> _DOCUMENT EXTRACT_
□ □ □ □ □

AMERICAN CRIME
What’s Made Barb The Racist She Is?
What’s Made Barb The Racist She Is?
Racism is a symptom in American Crime – a troubling and destructive one, to be sure. But, like any symptom, it has its personal roots. As a psychoanalyst, my work is to find the roots of any symptom brought into my office. And, with the multi-storied American Crime unfolding each week, the roots of Matt’s mother, Barb’s (Felicity Huffman) racism are starting to be exposed. What’s made Barb the racist she is?
Hating Her Own Humiliation
It’s not people of color that Barb hates or looks down upon – even though she treats them that way. What she hates is her own humiliation; circumstances that left her out of control. An outsider: less than others, in her mind.
Barb’s racism is what the psychological world calls projection. Projection can be cruel and it confuses reality. It makes people into something they’re not. It’s meant to get rid of feelings that are too intolerable to feel. Barb looks like she feels nothing.
Projection To Avoid Her Feelings
One way she avoids her feelings – is to look down on those who are an easy target for her projections. Anyone who punctures her armor – is spreading lies. Really she’s lying to herself all the time and her projections make that possible. If she gave them up, she’d have to know how terrible she feels about herself.

□ □ □ □ □

> _MATERIAL PROVIDED_
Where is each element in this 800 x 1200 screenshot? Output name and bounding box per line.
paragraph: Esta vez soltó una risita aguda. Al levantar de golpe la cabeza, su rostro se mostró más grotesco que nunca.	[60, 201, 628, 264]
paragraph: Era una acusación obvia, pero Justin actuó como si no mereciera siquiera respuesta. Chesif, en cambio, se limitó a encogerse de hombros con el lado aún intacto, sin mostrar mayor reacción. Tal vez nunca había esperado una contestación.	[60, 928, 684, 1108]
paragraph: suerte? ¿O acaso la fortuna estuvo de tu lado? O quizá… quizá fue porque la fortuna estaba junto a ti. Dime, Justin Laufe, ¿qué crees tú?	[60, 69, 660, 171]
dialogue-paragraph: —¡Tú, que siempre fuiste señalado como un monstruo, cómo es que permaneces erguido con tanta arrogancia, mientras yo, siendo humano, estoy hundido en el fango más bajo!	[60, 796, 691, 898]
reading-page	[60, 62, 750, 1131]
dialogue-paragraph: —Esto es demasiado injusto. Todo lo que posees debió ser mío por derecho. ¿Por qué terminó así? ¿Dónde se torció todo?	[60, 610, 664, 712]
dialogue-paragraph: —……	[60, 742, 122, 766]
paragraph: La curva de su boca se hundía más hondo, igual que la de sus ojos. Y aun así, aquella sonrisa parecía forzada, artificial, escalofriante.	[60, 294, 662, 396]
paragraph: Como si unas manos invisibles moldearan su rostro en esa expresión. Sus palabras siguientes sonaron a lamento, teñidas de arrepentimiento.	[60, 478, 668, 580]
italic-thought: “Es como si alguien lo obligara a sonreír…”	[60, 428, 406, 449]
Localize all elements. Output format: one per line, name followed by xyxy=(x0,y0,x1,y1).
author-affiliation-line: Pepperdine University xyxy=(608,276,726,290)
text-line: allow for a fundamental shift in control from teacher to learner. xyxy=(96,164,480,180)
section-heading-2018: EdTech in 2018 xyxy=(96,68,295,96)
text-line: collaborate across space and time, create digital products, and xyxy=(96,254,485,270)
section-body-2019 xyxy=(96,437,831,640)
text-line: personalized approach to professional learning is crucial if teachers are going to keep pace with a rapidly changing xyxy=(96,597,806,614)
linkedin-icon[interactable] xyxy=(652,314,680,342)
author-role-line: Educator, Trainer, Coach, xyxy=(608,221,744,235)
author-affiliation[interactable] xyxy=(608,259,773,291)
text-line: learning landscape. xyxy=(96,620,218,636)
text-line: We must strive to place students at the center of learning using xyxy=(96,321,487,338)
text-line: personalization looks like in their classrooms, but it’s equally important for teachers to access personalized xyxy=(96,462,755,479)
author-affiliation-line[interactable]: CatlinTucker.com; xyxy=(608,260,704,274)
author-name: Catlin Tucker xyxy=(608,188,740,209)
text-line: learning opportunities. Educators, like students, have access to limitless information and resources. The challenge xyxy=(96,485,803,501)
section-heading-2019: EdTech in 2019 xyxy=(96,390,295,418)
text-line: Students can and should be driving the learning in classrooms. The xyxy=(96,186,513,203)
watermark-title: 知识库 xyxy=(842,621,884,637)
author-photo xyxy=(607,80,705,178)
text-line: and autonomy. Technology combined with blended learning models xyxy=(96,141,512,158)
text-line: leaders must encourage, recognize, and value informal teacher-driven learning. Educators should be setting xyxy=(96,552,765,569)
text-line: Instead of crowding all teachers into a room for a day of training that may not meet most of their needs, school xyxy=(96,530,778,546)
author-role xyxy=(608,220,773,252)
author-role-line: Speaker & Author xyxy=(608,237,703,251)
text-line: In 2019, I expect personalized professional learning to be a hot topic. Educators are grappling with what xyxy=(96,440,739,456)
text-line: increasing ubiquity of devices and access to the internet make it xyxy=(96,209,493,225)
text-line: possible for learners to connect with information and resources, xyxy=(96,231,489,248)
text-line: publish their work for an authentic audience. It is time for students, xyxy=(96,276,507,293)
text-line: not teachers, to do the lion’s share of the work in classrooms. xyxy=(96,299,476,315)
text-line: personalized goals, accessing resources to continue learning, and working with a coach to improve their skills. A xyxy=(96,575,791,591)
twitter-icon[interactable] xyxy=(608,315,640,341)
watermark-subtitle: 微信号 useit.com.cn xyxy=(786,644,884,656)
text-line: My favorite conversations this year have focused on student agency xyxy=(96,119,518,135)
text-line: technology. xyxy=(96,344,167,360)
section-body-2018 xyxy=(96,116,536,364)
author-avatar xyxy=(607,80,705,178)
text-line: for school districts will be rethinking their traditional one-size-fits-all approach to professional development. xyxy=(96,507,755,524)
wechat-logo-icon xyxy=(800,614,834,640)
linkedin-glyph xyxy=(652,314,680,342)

□ □ □ □ □

> _ASSIGNMENT 1_
Write out the passage of the American Crime article from "Projection To Avoid" up to and including "feels about herself.", word for word.
> _ASSIGNMENT 2_
Extend the American Crime article with new text that picks up after its final sentence.

> _YOUR RESPONSE 1_
Projection To Avoid Her Feelings
One way she avoids her feelings – is to look down on those who are an easy target for her projections. Anyone who punctures her armor – is spreading lies. Really she’s lying to herself all the time and her projections make that possible. If she gave them up, she’d have to know how terrible she feels about herself.

> _YOUR RESPONSE 2_
Projection is not Barb’s only psychological defense. Denial is another. So are her coldness, her judgments, and her intolerance of any differences. She has to be right. She must need no one.
“Who Is There For Me” in American Crime?
Why is this? She says it quite clearly when she asks for help (maybe for the first time in her life) and finally cries: “hate crimes don’t happen to white people. Who is there for them?” The root of this feeling is not in her racism. It’s in something very painful from childhood – “who is there for me?”
When no one is, resentments and hatreds are bred. And a rigid kind of self-sufficiency that lets no one in. Barb’s racism, her bitterness, is like a barbed-wire fence that warns: don’t go over the line.
And, never, never make her feel she hasn’t done something well enough; that she’s not as good as she needs to think she is. “It’s not for me. It’s for my son. There’s nothing I won’t do for my child.” Likely, no one ever felt that way about her.